_Short exercise_
Pick out all lines of the entries that include the word "JSON" and copy them.

Items listed in a dataset:
┏━━
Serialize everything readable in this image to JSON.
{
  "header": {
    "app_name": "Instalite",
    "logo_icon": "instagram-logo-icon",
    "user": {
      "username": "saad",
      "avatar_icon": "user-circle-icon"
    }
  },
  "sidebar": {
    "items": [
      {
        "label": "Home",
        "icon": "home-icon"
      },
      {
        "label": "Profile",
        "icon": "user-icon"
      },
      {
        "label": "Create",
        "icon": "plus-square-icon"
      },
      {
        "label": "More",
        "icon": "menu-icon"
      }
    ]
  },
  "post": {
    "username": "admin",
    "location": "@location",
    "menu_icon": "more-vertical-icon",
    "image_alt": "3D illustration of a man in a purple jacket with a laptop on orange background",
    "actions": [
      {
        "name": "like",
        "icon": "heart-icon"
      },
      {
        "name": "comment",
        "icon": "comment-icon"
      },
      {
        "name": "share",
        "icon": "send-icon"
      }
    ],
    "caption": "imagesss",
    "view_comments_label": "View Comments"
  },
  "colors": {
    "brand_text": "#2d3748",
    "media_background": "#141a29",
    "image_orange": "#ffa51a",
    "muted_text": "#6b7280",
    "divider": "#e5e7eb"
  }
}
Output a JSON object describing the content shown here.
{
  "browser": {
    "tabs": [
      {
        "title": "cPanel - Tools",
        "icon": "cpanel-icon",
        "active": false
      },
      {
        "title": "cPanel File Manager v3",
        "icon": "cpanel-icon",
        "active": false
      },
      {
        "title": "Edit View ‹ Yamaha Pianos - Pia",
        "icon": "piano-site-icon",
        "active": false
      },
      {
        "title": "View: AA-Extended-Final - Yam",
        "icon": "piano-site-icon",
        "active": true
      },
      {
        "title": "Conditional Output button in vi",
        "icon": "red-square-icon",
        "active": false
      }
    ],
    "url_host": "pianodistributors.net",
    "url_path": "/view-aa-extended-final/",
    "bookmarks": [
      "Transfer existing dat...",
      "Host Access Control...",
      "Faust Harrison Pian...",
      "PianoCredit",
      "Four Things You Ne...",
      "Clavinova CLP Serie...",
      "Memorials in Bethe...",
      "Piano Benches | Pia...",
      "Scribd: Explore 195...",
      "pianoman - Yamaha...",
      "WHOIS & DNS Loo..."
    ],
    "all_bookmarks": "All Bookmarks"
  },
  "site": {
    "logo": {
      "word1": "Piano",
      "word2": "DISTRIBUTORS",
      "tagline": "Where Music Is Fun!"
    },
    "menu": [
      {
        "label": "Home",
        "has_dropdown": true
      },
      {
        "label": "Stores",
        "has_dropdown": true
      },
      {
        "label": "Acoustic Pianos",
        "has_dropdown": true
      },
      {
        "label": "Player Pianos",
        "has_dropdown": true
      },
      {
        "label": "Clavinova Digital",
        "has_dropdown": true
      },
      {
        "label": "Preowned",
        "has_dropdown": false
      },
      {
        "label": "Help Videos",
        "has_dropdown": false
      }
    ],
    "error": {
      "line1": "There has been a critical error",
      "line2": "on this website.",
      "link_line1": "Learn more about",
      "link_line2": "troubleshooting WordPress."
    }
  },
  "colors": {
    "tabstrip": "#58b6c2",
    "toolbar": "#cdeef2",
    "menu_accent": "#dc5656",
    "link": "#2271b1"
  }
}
┗━━
_Result below_
Serialize everything readable in this image to JSON.
Output a JSON object describing the content shown here.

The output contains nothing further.